Directive - Below are records. Copy every line with "оплаты" in it.

== Data supplied ==

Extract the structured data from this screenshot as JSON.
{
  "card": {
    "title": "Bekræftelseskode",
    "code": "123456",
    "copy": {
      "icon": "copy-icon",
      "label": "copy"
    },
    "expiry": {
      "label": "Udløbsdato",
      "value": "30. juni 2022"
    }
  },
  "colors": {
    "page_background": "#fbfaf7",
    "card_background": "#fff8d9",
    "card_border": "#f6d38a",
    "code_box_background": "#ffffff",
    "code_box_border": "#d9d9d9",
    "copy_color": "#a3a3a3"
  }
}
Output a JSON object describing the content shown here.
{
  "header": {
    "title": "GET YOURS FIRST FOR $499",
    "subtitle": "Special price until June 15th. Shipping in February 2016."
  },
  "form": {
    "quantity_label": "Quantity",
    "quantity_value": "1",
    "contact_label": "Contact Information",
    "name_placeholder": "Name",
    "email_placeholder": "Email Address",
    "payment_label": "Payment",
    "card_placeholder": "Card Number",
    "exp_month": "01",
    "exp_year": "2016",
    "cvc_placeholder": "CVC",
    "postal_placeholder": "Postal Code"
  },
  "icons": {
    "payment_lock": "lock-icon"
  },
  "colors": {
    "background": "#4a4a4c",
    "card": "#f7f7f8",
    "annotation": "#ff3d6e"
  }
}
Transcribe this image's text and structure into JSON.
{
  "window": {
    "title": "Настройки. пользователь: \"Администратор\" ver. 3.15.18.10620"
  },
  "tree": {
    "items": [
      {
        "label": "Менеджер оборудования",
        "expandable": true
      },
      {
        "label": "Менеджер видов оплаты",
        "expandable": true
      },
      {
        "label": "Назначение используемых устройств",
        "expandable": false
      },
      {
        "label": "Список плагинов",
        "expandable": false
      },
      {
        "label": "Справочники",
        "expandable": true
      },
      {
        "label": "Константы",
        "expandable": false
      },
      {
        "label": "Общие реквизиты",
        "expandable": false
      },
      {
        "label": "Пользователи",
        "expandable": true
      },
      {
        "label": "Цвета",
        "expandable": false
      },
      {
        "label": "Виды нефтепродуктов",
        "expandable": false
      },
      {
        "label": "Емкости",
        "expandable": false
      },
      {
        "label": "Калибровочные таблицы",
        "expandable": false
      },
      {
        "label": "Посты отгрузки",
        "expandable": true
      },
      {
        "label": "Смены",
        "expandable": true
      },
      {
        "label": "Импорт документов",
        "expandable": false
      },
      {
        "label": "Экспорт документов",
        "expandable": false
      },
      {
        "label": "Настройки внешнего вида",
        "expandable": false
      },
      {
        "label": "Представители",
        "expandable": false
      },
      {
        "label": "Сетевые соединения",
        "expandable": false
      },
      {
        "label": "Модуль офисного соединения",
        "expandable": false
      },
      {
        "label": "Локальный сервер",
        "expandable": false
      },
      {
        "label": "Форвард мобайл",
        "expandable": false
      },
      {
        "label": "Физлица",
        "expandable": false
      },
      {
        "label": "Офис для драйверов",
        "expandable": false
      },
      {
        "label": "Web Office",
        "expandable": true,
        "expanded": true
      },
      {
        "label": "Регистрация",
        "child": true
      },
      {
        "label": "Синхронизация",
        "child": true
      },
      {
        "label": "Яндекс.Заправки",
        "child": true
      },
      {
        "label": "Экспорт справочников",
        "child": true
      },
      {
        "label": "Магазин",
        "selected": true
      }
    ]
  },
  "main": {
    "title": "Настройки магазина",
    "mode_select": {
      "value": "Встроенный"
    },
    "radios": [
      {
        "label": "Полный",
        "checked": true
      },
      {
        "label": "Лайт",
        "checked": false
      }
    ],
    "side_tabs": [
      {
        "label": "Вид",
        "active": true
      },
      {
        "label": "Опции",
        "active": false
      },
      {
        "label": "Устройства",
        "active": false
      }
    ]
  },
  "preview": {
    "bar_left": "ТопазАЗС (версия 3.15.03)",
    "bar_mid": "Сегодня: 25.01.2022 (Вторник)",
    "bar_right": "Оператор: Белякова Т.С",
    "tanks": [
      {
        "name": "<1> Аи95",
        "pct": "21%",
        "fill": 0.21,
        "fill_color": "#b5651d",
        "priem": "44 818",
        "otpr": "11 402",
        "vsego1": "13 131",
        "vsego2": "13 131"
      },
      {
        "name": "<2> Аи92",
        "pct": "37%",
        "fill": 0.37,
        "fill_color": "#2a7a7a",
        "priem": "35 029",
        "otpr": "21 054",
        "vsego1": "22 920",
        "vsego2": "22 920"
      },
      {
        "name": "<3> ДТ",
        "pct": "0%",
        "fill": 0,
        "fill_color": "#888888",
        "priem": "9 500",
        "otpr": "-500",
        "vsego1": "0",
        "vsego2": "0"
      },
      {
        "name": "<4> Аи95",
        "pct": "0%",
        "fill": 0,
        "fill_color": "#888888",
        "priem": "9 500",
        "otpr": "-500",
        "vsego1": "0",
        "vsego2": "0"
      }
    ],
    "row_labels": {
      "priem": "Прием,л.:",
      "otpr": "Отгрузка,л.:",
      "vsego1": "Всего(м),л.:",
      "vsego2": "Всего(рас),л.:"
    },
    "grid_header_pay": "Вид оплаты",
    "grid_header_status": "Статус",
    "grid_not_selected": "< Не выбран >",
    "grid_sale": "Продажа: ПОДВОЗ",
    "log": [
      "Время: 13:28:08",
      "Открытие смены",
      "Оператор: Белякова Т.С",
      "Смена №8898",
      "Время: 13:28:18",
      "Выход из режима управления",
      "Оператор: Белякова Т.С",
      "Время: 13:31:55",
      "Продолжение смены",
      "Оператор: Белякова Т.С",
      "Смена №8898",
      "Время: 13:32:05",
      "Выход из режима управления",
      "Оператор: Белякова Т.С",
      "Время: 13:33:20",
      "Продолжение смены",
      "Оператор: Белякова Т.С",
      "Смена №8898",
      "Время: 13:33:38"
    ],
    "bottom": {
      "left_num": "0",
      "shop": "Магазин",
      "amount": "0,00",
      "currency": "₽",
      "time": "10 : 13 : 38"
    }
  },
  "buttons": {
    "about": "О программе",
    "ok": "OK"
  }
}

===

Solution for this problem -
        "label": "Менеджер видов оплаты",
    "grid_header_pay": "Вид оплаты",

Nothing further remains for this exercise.